Brief: Keep only the lines of the data below that contain "this", and copy them.

Data provided:
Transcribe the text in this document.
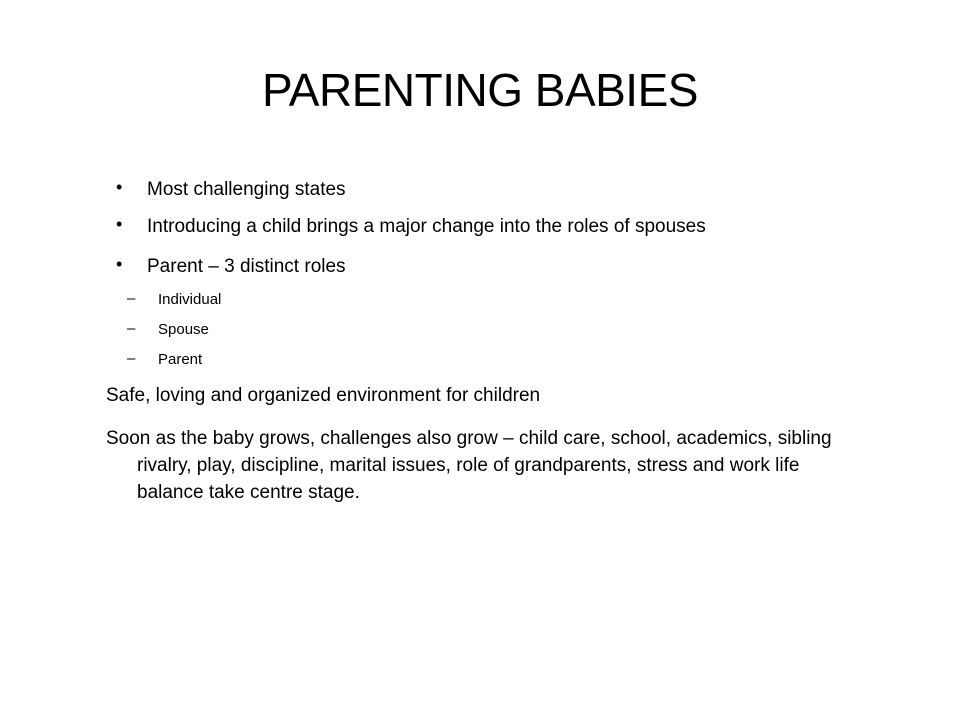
PARENTING BABIES
• Most challenging states
• Introducing a child brings a major change into the roles of spouses
• Parent – 3 distinct roles
– Individual
– Spouse
– Parent
Safe, loving and organized environment for children
Soon as the baby grows, challenges also grow – child care, school, academics, sibling rivalry, play, discipline, marital issues, role of grandparents, stress and work life balance take centre stage.
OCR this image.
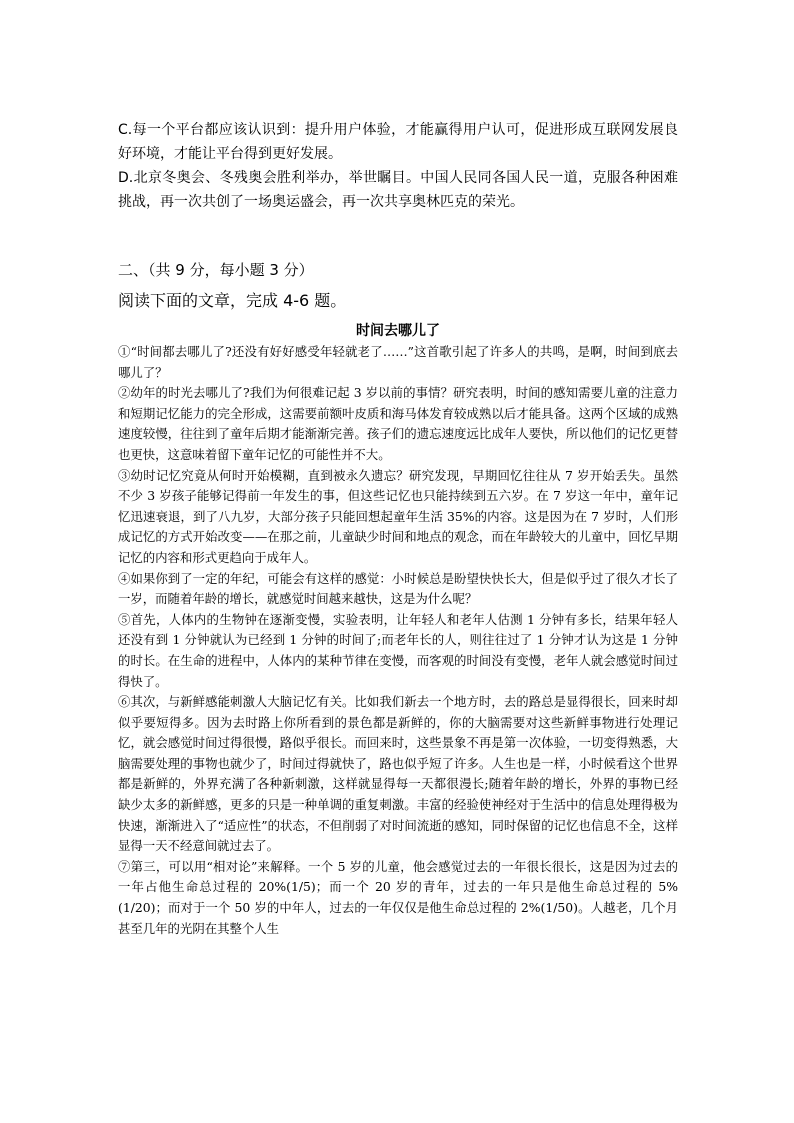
C.每一个平台都应该认识到：提升用户体验，才能赢得用户认可，促进形成互联网发展良好环境，才能让平台得到更好发展。

D.北京冬奥会、冬残奥会胜利举办，举世瞩目。中国人民同各国人民一道，克服各种困难挑战，再一次共创了一场奥运盛会，再一次共享奥林匹克的荣光。

二、（共 9 分，每小题 3 分）

阅读下面的文章，完成 4-6 题。

时间去哪儿了

①“时间都去哪儿了?还没有好好感受年轻就老了……”这首歌引起了许多人的共鸣，是啊，时间到底去哪儿了？

②幼年的时光去哪儿了?我们为何很难记起 3 岁以前的事情？研究表明，时间的感知需要儿童的注意力和短期记忆能力的完全形成，这需要前额叶皮质和海马体发育较成熟以后才能具备。这两个区域的成熟速度较慢，往往到了童年后期才能渐渐完善。孩子们的遗忘速度远比成年人要快，所以他们的记忆更替也更快，这意味着留下童年记忆的可能性并不大。

③幼时记忆究竟从何时开始模糊，直到被永久遗忘？研究发现，早期回忆往往从 7 岁开始丢失。虽然不少 3 岁孩子能够记得前一年发生的事，但这些记忆也只能持续到五六岁。在 7 岁这一年中，童年记忆迅速衰退，到了八九岁，大部分孩子只能回想起童年生活 35%的内容。这是因为在 7 岁时，人们形成记忆的方式开始改变——在那之前，儿童缺少时间和地点的观念，而在年龄较大的儿童中，回忆早期记忆的内容和形式更趋向于成年人。

④如果你到了一定的年纪，可能会有这样的感觉：小时候总是盼望快快长大，但是似乎过了很久才长了一岁，而随着年龄的增长，就感觉时间越来越快，这是为什么呢？

⑤首先，人体内的生物钟在逐渐变慢，实验表明，让年轻人和老年人估测 1 分钟有多长，结果年轻人还没有到 1 分钟就认为已经到 1 分钟的时间了;而老年长的人，则往往过了 1 分钟才认为这是 1 分钟的时长。在生命的进程中，人体内的某种节律在变慢，而客观的时间没有变慢，老年人就会感觉时间过得快了。

⑥其次，与新鲜感能刺激人大脑记忆有关。比如我们新去一个地方时，去的路总是显得很长，回来时却似乎要短得多。因为去时路上你所看到的景色都是新鲜的，你的大脑需要对这些新鲜事物进行处理记忆，就会感觉时间过得很慢，路似乎很长。而回来时，这些景象不再是第一次体验，一切变得熟悉，大脑需要处理的事物也就少了，时间过得就快了，路也似乎短了许多。人生也是一样，小时候看这个世界都是新鲜的，外界充满了各种新刺激，这样就显得每一天都很漫长;随着年龄的增长，外界的事物已经缺少太多的新鲜感，更多的只是一种单调的重复刺激。丰富的经验使神经对于生活中的信息处理得极为快速，渐渐进入了“适应性”的状态，不但削弱了对时间流逝的感知，同时保留的记忆也信息不全，这样显得一天不经意间就过去了。

⑦第三，可以用“相对论”来解释。一个 5 岁的儿童，他会感觉过去的一年很长很长，这是因为过去的一年占他生命总过程的 20%(1/5)；而一个 20 岁的青年，过去的一年只是他生命总过程的 5%(1/20)；而对于一个 50 岁的中年人，过去的一年仅仅是他生命总过程的 2%(1/50)。人越老，几个月甚至几年的光阴在其整个人生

Response:
Transcribe the text in this document.
OCR this image.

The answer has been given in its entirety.